> **Stated task**
Where does the string "контр" appear? Copy every line of the entries below that holds it.
[Begin]
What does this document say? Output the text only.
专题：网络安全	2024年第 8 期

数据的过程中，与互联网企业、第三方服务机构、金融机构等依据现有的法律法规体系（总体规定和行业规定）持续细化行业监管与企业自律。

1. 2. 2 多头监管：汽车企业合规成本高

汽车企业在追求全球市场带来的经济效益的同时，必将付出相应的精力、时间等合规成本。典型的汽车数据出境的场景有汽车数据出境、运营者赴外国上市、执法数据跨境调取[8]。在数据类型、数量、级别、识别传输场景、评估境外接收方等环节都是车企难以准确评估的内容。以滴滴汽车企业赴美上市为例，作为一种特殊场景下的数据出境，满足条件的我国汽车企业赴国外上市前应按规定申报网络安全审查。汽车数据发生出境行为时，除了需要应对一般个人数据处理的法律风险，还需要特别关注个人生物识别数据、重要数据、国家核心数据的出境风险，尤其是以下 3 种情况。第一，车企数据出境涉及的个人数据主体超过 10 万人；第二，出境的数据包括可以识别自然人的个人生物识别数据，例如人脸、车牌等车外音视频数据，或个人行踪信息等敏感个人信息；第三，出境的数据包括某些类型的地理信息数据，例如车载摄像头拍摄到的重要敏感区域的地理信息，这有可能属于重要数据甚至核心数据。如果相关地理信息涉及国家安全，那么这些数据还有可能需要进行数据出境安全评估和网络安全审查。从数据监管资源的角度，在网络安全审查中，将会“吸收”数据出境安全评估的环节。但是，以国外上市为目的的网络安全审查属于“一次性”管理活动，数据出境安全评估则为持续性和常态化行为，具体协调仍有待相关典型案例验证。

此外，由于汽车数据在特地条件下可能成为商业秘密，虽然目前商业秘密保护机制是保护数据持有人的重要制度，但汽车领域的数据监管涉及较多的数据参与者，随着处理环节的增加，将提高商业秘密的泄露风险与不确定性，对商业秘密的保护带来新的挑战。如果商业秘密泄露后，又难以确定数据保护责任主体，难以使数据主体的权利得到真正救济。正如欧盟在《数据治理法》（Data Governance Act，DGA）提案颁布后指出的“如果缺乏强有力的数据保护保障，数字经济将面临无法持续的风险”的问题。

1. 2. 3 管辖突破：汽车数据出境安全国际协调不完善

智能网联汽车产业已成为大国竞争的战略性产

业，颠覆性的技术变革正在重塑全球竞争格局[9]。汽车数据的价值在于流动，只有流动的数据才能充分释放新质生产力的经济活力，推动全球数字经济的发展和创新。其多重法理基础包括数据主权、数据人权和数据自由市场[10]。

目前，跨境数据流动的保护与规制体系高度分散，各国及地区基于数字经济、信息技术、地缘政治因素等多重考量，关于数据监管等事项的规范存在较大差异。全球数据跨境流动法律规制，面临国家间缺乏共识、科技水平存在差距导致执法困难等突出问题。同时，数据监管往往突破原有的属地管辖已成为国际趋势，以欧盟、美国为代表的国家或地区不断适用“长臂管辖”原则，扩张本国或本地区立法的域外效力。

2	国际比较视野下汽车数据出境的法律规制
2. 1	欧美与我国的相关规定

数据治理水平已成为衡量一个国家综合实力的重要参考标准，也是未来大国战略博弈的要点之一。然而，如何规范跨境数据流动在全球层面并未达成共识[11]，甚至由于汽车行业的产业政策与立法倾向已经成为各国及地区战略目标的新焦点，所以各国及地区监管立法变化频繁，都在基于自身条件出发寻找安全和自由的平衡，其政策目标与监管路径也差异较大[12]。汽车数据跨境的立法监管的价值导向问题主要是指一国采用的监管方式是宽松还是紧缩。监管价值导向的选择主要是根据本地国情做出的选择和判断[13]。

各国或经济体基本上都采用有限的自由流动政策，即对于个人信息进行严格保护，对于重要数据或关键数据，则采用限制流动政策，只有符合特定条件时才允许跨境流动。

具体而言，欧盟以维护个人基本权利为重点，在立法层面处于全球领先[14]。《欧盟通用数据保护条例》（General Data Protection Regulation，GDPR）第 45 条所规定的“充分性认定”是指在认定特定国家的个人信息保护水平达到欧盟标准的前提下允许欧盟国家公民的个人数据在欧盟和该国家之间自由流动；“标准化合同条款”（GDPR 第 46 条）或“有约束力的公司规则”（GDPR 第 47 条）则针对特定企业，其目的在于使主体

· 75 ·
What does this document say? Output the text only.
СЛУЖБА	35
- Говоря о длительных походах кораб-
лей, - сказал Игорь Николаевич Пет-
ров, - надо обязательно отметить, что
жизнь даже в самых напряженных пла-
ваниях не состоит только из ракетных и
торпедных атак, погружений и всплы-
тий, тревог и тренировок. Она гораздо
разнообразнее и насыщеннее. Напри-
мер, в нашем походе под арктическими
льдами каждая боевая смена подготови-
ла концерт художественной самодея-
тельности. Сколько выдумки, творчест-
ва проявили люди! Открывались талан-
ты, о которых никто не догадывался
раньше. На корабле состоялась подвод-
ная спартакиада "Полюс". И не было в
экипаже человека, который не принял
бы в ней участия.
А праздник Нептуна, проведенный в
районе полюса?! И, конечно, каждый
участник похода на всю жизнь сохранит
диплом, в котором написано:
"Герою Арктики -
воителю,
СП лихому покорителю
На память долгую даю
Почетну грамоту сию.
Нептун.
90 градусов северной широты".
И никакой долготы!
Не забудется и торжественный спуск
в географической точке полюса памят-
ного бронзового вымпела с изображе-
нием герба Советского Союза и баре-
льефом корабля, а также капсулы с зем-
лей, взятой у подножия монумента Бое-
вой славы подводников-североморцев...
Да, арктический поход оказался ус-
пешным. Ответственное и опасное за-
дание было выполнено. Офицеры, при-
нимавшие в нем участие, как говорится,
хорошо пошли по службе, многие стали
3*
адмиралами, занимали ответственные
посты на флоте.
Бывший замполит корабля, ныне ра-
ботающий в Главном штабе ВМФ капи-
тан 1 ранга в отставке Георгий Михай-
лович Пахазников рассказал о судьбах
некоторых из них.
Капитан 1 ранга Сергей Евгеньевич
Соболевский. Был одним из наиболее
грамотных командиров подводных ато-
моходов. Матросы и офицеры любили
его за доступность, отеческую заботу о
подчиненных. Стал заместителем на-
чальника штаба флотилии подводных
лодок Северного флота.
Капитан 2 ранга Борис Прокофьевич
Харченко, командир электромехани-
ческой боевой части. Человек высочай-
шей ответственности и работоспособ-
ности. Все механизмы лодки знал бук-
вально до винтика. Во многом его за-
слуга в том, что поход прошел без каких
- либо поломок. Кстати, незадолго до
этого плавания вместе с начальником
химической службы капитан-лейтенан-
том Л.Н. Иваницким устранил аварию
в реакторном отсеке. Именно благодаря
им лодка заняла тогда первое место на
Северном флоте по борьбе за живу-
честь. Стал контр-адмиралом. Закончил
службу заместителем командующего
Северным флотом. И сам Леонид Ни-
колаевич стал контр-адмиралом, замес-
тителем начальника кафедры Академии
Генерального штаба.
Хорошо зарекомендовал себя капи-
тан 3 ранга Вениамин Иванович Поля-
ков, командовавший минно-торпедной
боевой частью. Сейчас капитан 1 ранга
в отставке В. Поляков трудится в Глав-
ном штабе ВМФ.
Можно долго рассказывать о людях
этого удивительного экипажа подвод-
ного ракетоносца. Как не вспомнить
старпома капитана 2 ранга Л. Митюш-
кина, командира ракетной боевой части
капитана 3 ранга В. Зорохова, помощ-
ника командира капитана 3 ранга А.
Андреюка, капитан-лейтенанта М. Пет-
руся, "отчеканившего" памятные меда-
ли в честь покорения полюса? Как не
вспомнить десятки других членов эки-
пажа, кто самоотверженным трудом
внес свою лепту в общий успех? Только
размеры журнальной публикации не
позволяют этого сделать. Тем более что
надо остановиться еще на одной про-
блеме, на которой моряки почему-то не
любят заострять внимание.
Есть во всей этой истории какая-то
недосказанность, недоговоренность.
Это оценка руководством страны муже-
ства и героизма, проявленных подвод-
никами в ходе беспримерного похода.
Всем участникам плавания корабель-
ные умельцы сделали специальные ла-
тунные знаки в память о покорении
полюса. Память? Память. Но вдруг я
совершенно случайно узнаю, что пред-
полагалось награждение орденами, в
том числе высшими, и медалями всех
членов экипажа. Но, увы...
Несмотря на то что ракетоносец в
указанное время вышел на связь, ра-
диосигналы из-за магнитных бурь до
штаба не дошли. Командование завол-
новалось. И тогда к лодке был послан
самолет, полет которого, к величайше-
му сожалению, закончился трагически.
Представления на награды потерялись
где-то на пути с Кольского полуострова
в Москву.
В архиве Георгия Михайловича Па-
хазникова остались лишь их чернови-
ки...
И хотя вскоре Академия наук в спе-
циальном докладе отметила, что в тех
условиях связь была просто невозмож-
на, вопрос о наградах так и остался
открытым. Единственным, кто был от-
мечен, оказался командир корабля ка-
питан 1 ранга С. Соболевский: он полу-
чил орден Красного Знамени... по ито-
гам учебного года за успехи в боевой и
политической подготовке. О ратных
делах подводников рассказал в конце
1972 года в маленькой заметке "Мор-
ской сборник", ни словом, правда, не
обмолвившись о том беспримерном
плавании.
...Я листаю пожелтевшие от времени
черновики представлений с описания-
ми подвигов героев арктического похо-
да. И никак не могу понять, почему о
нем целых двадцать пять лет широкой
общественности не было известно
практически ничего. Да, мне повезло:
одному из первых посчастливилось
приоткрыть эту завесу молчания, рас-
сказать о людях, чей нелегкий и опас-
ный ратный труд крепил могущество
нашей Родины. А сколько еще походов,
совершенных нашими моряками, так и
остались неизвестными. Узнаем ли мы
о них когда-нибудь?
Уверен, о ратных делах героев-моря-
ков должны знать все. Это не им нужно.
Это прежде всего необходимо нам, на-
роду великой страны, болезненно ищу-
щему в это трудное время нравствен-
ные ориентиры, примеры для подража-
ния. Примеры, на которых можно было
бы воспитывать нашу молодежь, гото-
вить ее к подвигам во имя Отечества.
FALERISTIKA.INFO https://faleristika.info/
[End]
> **Reply to the exercise**
честь. Стал контр-адмиралом. Закончил
колаевич стал контр-адмиралом, замес-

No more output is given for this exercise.